--- begin ---

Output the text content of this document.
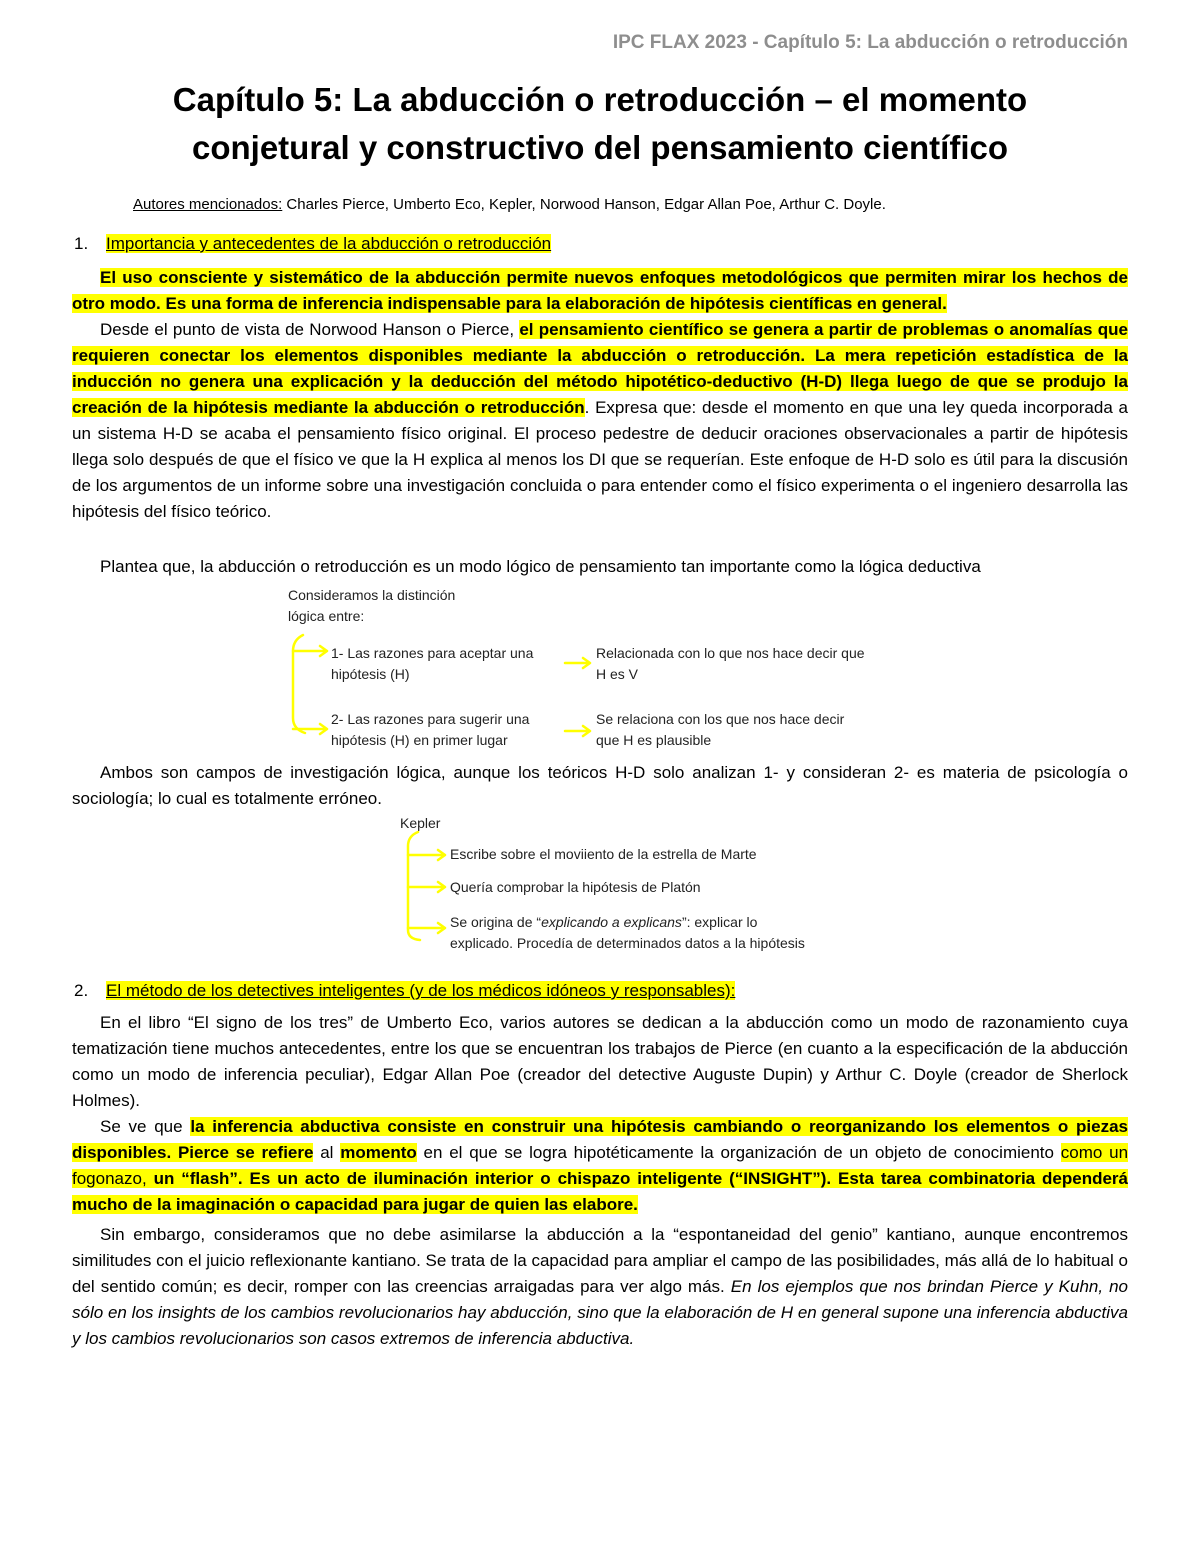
IPC FLAX 2023 - Capítulo 5: La abducción o retroducción
Capítulo 5: La abducción o retroducción – el momento
conjetural y constructivo del pensamiento científico
Autores mencionados: Charles Pierce, Umberto Eco, Kepler, Norwood Hanson, Edgar Allan Poe, Arthur C. Doyle.
1. Importancia y antecedentes de la abducción o retroducción

El uso consciente y sistemático de la abducción permite nuevos enfoques metodológicos que permiten mirar los hechos de otro modo. Es una forma de inferencia indispensable para la elaboración de hipótesis científicas en general.

Desde el punto de vista de Norwood Hanson o Pierce, el pensamiento científico se genera a partir de problemas o anomalías que requieren conectar los elementos disponibles mediante la abducción o retroducción. La mera repetición estadística de la inducción no genera una explicación y la deducción del método hipotético-deductivo (H-D) llega luego de que se produjo la creación de la hipótesis mediante la abducción o retroducción. Expresa que: desde el momento en que una ley queda incorporada a un sistema H-D se acaba el pensamiento físico original. El proceso pedestre de deducir oraciones observacionales a partir de hipótesis llega solo después de que el físico ve que la H explica al menos los DI que se requerían. Este enfoque de H-D solo es útil para la discusión de los argumentos de un informe sobre una investigación concluida o para entender como el físico experimenta o el ingeniero desarrolla las hipótesis del físico teórico.

Plantea que, la abducción o retroducción es un modo lógico de pensamiento tan importante como la lógica deductiva

Consideramos la distinción
lógica entre:
1- Las razones para aceptar una
hipótesis (H)
Relacionada con lo que nos hace decir que
H es V
2- Las razones para sugerir una
hipótesis (H) en primer lugar
Se relaciona con los que nos hace decir
que H es plausible

Ambos son campos de investigación lógica, aunque los teóricos H-D solo analizan 1- y consideran 2- es materia de psicología o sociología; lo cual es totalmente erróneo.

Kepler
Escribe sobre el moviiento de la estrella de Marte
Quería comprobar la hipótesis de Platón
Se origina de “explicando a explicans”: explicar lo
explicado. Procedía de determinados datos a la hipótesis
2. El método de los detectives inteligentes (y de los médicos idóneos y responsables):

En el libro “El signo de los tres” de Umberto Eco, varios autores se dedican a la abducción como un modo de razonamiento cuya tematización tiene muchos antecedentes, entre los que se encuentran los trabajos de Pierce (en cuanto a la especificación de la abducción como un modo de inferencia peculiar), Edgar Allan Poe (creador del detective Auguste Dupin) y Arthur C. Doyle (creador de Sherlock Holmes).

Se ve que la inferencia abductiva consiste en construir una hipótesis cambiando o reorganizando los elementos o piezas disponibles. Pierce se refiere al momento en el que se logra hipotéticamente la organización de un objeto de conocimiento como un fogonazo, un “flash”. Es un acto de iluminación interior o chispazo inteligente (“INSIGHT”). Esta tarea combinatoria dependerá mucho de la imaginación o capacidad para jugar de quien las elabore.

Sin embargo, consideramos que no debe asimilarse la abducción a la “espontaneidad del genio” kantiano, aunque encontremos similitudes con el juicio reflexionante kantiano. Se trata de la capacidad para ampliar el campo de las posibilidades, más allá de lo habitual o del sentido común; es decir, romper con las creencias arraigadas para ver algo más. En los ejemplos que nos brindan Pierce y Kuhn, no sólo en los insights de los cambios revolucionarios hay abducción, sino que la elaboración de H en general supone una inferencia abductiva y los cambios revolucionarios son casos extremos de inferencia abductiva.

--- end ---

● Given task: Repeat each entry precisely as it appears. Leave the pictures out.

● Final result:
Output the text content of this document.
IPC FLAX 2023 - Capítulo 5: La abducción o retroducción
Capítulo 5: La abducción o retroducción – el momento
conjetural y constructivo del pensamiento científico
Autores mencionados: Charles Pierce, Umberto Eco, Kepler, Norwood Hanson, Edgar Allan Poe, Arthur C. Doyle.
1. Importancia y antecedentes de la abducción o retroducción

El uso consciente y sistemático de la abducción permite nuevos enfoques metodológicos que permiten mirar los hechos de otro modo. Es una forma de inferencia indispensable para la elaboración de hipótesis científicas en general.

Desde el punto de vista de Norwood Hanson o Pierce, el pensamiento científico se genera a partir de problemas o anomalías que requieren conectar los elementos disponibles mediante la abducción o retroducción. La mera repetición estadística de la inducción no genera una explicación y la deducción del método hipotético-deductivo (H-D) llega luego de que se produjo la creación de la hipótesis mediante la abducción o retroducción. Expresa que: desde el momento en que una ley queda incorporada a un sistema H-D se acaba el pensamiento físico original. El proceso pedestre de deducir oraciones observacionales a partir de hipótesis llega solo después de que el físico ve que la H explica al menos los DI que se requerían. Este enfoque de H-D solo es útil para la discusión de los argumentos de un informe sobre una investigación concluida o para entender como el físico experimenta o el ingeniero desarrolla las hipótesis del físico teórico.

Plantea que, la abducción o retroducción es un modo lógico de pensamiento tan importante como la lógica deductiva

Consideramos la distinción
lógica entre:
1- Las razones para aceptar una
hipótesis (H)
Relacionada con lo que nos hace decir que
H es V
2- Las razones para sugerir una
hipótesis (H) en primer lugar
Se relaciona con los que nos hace decir
que H es plausible

Ambos son campos de investigación lógica, aunque los teóricos H-D solo analizan 1- y consideran 2- es materia de psicología o sociología; lo cual es totalmente erróneo.

Kepler
Escribe sobre el moviiento de la estrella de Marte
Quería comprobar la hipótesis de Platón
Se origina de “explicando a explicans”: explicar lo
explicado. Procedía de determinados datos a la hipótesis
2. El método de los detectives inteligentes (y de los médicos idóneos y responsables):

En el libro “El signo de los tres” de Umberto Eco, varios autores se dedican a la abducción como un modo de razonamiento cuya tematización tiene muchos antecedentes, entre los que se encuentran los trabajos de Pierce (en cuanto a la especificación de la abducción como un modo de inferencia peculiar), Edgar Allan Poe (creador del detective Auguste Dupin) y Arthur C. Doyle (creador de Sherlock Holmes).

Se ve que la inferencia abductiva consiste en construir una hipótesis cambiando o reorganizando los elementos o piezas disponibles. Pierce se refiere al momento en el que se logra hipotéticamente la organización de un objeto de conocimiento como un fogonazo, un “flash”. Es un acto de iluminación interior o chispazo inteligente (“INSIGHT”). Esta tarea combinatoria dependerá mucho de la imaginación o capacidad para jugar de quien las elabore.

Sin embargo, consideramos que no debe asimilarse la abducción a la “espontaneidad del genio” kantiano, aunque encontremos similitudes con el juicio reflexionante kantiano. Se trata de la capacidad para ampliar el campo de las posibilidades, más allá de lo habitual o del sentido común; es decir, romper con las creencias arraigadas para ver algo más. En los ejemplos que nos brindan Pierce y Kuhn, no sólo en los insights de los cambios revolucionarios hay abducción, sino que la elaboración de H en general supone una inferencia abductiva y los cambios revolucionarios son casos extremos de inferencia abductiva.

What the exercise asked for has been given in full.